Dataset entries on figures -
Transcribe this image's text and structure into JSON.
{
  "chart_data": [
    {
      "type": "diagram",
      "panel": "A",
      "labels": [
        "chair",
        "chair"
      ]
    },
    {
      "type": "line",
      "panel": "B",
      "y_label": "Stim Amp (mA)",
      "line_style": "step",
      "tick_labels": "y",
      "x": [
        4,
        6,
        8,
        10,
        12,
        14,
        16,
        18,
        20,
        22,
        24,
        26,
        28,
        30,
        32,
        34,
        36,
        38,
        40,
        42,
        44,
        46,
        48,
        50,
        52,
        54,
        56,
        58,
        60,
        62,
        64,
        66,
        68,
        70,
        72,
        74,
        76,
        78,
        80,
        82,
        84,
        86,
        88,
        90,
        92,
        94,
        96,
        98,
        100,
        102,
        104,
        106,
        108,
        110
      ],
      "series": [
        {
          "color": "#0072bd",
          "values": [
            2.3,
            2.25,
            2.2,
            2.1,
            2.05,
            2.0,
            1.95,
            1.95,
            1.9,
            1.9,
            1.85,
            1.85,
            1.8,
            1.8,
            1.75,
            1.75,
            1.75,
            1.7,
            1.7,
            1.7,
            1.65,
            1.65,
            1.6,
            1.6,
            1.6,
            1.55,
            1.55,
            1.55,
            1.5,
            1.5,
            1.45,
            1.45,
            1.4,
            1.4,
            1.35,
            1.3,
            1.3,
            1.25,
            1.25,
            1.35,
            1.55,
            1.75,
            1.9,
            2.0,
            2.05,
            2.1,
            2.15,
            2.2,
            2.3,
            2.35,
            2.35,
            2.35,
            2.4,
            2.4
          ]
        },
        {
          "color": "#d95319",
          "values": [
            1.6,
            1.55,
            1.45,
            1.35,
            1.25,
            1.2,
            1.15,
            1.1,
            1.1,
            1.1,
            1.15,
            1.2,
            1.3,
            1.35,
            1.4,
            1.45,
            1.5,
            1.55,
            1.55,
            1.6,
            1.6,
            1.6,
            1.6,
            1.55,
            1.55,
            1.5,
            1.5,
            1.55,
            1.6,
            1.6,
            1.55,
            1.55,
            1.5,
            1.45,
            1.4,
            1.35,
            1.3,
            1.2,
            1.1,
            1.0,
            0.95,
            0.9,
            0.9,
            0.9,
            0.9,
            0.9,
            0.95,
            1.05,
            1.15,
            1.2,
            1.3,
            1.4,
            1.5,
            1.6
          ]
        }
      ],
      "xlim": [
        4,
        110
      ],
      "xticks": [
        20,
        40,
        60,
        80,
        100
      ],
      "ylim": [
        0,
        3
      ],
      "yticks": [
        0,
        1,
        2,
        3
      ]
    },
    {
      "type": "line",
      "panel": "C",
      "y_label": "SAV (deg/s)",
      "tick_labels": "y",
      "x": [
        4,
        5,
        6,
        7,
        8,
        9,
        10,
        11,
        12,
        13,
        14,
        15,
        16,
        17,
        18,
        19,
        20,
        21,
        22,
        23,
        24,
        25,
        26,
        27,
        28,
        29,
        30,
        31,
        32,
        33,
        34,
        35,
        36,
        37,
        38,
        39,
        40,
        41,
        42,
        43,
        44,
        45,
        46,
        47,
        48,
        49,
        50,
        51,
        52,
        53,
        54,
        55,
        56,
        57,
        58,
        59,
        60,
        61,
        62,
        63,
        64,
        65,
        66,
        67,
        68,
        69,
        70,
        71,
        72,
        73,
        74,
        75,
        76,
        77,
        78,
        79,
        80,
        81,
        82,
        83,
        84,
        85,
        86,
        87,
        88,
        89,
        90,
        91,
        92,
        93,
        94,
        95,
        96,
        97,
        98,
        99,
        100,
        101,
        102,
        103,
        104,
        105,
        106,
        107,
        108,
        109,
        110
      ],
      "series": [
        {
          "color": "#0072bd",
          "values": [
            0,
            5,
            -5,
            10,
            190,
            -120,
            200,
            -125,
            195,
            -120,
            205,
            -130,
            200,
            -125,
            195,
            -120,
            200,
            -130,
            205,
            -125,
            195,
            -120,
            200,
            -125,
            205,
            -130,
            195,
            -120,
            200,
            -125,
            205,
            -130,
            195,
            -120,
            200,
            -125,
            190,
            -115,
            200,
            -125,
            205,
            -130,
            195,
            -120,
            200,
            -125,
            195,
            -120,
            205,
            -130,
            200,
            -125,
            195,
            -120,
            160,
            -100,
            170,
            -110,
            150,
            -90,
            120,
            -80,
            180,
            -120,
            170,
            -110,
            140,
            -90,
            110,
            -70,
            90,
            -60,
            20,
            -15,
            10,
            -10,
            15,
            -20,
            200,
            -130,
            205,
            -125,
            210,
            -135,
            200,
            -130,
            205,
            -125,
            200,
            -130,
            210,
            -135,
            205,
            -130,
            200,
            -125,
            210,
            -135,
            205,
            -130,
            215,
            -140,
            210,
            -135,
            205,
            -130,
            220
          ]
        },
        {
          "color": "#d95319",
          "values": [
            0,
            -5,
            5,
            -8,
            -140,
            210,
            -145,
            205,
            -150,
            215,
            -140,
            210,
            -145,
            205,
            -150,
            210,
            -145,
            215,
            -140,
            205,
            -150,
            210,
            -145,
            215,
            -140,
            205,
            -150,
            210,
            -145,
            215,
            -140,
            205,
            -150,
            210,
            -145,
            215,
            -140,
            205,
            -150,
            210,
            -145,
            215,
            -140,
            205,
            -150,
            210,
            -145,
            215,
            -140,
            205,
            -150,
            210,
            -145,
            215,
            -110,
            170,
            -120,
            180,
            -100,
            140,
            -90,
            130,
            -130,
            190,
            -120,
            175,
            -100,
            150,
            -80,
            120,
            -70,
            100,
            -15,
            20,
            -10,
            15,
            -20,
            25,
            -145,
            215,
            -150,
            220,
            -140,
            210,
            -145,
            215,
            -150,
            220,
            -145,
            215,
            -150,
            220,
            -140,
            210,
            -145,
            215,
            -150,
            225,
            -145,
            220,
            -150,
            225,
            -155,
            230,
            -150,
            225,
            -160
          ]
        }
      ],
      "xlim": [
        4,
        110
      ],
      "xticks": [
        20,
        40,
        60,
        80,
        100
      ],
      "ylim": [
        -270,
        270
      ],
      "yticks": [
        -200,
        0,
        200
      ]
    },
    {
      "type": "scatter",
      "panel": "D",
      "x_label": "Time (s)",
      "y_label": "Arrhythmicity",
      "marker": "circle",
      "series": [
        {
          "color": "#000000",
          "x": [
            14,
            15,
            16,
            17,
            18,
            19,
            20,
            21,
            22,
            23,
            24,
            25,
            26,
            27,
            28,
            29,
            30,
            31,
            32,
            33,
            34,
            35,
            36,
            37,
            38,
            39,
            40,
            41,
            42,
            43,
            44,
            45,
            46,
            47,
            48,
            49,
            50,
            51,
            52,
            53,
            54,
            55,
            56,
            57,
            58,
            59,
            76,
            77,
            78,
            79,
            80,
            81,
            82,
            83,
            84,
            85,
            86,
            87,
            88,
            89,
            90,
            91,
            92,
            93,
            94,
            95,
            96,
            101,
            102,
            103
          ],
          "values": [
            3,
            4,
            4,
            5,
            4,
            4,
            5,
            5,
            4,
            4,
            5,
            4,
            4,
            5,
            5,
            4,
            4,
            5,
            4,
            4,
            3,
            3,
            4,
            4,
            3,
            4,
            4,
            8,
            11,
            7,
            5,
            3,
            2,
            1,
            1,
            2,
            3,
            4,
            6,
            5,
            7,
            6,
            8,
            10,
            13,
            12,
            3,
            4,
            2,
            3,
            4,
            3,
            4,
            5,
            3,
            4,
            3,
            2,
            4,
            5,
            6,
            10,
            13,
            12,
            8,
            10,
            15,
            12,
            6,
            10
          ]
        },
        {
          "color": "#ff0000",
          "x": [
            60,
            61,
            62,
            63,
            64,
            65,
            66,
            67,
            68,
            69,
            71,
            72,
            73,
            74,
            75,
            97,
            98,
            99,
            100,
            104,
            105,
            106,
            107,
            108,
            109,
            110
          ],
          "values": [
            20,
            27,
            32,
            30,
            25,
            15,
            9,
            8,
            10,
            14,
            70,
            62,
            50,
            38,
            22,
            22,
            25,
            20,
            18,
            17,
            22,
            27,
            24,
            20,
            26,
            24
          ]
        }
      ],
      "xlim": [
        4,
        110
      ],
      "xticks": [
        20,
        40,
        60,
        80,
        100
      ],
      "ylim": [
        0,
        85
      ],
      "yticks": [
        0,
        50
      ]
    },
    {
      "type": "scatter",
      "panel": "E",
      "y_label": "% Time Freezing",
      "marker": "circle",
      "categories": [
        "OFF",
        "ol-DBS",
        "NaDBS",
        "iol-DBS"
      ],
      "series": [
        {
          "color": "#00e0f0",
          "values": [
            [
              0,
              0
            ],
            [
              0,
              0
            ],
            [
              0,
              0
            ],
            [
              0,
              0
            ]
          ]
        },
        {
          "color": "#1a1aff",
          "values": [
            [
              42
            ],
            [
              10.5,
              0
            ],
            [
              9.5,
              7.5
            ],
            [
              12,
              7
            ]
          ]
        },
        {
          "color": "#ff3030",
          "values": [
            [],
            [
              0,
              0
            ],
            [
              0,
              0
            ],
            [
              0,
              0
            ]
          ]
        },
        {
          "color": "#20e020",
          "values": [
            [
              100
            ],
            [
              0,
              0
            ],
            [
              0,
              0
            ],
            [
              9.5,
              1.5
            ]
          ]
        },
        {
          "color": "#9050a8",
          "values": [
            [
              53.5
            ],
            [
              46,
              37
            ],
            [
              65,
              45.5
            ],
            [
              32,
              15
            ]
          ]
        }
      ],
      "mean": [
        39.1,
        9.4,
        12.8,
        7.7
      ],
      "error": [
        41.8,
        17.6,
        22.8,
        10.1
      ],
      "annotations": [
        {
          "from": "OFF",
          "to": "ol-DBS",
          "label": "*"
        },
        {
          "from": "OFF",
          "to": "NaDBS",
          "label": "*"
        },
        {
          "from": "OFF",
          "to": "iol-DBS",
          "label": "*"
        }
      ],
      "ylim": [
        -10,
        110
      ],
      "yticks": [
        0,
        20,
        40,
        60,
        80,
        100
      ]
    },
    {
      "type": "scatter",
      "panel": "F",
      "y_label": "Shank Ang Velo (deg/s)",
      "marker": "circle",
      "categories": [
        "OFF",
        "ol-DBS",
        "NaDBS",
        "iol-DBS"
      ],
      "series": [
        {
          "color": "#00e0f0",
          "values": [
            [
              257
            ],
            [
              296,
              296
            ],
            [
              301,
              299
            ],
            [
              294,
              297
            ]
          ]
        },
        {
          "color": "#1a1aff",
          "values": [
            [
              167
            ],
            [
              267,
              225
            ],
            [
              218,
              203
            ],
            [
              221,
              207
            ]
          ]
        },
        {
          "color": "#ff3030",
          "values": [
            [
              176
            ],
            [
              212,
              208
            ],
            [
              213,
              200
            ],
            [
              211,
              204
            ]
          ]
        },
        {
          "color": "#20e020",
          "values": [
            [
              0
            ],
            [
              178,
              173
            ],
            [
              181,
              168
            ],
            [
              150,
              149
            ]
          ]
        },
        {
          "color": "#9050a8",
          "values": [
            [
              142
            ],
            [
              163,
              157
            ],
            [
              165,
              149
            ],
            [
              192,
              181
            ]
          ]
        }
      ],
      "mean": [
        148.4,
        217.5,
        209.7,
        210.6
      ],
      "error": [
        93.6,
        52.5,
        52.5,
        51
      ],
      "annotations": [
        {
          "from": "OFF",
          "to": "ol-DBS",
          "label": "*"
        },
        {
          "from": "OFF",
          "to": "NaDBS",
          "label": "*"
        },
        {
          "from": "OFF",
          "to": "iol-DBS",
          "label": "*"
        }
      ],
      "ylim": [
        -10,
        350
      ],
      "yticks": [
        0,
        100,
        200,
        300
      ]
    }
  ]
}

PROBLEM TO SOLVE - In the material above, find the lines that contain "panel" and show them.

SOLUTION TO THIS TASK -
      "panel": "A",
      "panel": "B",
      "panel": "C",
      "panel": "D",
      "panel": "E",
      "panel": "F",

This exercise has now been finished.